_YOUR OBJECTIVE_. Present each line of the entries below that holds the word "Adipose".
──────────
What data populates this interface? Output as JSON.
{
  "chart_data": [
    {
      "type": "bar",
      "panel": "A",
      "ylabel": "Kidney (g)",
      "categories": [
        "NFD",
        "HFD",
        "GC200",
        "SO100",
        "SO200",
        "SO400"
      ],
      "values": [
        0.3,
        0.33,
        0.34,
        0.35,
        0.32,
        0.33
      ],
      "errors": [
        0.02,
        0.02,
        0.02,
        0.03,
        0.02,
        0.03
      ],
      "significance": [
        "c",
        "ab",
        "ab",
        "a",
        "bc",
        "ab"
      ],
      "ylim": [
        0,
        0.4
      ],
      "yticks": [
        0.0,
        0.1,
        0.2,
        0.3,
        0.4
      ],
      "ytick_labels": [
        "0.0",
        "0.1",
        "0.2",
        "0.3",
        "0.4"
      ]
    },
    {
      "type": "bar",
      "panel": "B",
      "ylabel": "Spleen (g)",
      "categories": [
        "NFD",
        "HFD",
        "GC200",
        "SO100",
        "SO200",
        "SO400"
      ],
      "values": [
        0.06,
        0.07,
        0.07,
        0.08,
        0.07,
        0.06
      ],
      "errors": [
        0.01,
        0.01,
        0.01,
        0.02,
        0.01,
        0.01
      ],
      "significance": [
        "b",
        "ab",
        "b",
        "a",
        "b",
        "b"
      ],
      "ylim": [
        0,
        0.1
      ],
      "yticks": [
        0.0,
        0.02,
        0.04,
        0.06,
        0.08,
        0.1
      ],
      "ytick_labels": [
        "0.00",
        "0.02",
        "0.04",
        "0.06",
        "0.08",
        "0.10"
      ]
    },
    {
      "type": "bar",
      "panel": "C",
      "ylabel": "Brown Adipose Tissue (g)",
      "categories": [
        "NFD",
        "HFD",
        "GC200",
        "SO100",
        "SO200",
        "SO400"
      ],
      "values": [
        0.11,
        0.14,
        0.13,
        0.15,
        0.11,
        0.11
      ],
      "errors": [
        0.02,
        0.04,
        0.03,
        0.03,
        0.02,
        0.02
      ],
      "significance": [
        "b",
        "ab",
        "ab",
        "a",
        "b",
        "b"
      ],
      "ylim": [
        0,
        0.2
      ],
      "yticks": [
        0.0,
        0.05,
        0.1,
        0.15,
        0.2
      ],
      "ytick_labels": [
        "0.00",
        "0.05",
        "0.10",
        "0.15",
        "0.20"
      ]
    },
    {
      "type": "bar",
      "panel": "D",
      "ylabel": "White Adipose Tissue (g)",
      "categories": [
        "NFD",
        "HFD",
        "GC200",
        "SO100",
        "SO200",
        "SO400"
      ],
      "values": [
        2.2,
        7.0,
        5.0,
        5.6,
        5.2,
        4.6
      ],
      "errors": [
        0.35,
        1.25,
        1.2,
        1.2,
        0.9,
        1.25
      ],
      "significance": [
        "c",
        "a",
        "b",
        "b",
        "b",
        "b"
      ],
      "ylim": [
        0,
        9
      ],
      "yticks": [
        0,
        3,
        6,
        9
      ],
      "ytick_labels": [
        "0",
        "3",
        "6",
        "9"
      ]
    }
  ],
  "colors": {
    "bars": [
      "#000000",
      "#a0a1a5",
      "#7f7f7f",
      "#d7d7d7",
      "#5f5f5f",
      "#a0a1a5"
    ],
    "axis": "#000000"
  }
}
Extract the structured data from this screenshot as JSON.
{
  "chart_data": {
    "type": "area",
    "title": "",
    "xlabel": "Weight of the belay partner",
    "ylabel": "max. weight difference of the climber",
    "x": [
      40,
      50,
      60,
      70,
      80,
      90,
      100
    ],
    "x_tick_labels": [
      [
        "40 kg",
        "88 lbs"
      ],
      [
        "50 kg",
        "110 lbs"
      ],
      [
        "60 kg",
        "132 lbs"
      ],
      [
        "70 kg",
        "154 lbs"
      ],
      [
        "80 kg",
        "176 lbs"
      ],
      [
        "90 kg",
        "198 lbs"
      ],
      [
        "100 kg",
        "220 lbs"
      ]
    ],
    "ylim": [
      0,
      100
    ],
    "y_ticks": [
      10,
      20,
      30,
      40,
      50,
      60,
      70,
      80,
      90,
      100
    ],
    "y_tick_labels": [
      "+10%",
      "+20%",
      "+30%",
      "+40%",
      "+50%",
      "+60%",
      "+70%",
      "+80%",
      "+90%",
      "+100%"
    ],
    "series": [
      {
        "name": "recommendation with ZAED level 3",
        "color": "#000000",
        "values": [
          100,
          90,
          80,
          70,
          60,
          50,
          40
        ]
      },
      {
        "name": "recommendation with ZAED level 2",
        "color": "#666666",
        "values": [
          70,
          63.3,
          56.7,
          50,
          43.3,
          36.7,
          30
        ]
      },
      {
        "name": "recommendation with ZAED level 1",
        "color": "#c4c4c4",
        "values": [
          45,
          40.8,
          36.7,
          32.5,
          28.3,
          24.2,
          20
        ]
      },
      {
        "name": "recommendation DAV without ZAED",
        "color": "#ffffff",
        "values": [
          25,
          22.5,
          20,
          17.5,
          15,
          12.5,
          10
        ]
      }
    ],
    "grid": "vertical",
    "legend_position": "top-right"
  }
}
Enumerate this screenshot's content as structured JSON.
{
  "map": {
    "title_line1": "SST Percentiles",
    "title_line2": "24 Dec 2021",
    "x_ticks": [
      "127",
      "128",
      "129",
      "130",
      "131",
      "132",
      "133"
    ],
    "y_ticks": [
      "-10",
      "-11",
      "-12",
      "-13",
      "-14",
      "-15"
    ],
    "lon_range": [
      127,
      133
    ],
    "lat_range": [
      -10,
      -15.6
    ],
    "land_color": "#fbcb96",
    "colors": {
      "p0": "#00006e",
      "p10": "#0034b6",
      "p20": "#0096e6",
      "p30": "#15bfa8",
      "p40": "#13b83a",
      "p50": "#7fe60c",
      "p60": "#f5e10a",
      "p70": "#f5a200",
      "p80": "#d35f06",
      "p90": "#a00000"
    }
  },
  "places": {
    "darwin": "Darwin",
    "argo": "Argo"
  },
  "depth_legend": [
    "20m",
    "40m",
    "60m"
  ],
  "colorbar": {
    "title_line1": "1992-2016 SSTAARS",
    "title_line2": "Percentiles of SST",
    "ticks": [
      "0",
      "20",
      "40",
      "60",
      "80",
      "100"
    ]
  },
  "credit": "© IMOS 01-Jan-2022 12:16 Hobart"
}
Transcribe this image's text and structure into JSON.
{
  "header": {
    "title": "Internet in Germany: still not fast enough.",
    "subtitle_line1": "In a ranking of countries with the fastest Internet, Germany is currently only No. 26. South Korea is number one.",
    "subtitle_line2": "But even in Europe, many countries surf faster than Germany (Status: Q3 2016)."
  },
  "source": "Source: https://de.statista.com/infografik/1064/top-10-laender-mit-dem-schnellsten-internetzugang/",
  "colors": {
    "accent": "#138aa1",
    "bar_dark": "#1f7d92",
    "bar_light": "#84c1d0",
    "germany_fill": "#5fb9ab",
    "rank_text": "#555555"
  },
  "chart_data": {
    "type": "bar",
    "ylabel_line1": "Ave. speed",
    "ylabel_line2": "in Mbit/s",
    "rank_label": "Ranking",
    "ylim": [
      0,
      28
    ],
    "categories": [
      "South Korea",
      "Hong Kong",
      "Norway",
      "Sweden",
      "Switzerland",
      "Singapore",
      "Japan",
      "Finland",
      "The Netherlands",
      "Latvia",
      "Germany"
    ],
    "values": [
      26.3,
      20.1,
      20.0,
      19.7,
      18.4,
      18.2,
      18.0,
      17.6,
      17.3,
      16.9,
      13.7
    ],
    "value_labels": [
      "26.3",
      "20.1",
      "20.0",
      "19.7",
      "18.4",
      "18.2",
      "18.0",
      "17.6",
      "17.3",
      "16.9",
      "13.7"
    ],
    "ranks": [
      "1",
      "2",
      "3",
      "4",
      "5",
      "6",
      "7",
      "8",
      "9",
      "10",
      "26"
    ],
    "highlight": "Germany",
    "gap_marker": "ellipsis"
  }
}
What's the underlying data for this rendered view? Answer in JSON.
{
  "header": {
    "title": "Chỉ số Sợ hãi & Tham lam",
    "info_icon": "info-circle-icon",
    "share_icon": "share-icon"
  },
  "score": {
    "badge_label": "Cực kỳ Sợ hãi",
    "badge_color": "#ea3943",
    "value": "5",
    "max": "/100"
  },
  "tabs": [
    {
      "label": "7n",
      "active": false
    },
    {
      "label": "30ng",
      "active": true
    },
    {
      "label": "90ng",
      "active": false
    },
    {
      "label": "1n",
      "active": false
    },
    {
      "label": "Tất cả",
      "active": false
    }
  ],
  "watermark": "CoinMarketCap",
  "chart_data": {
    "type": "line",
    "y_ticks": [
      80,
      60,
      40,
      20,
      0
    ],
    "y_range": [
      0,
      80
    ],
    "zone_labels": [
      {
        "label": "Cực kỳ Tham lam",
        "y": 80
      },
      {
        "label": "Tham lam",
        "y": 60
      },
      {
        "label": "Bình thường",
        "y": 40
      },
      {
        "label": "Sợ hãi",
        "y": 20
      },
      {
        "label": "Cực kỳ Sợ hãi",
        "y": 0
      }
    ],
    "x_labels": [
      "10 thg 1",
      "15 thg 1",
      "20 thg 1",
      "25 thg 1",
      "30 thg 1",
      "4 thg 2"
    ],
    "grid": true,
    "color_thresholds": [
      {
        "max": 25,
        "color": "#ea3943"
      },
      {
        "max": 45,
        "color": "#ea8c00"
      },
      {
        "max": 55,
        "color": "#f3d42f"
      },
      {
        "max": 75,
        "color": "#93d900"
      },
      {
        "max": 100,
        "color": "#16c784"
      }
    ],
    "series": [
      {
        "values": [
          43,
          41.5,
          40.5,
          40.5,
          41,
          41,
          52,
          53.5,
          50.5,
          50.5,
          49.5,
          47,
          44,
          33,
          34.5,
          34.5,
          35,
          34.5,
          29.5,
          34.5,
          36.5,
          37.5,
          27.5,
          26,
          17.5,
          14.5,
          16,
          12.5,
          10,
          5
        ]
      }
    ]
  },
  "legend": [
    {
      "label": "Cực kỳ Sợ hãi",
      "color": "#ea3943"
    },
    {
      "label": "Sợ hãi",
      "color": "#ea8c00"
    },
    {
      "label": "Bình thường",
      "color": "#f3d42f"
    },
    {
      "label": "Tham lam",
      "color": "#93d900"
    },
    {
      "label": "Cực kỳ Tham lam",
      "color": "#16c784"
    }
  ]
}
──────────
_WORKED SOLUTION_.
      "ylabel": "Brown Adipose Tissue (g)",
      "ylabel": "White Adipose Tissue (g)",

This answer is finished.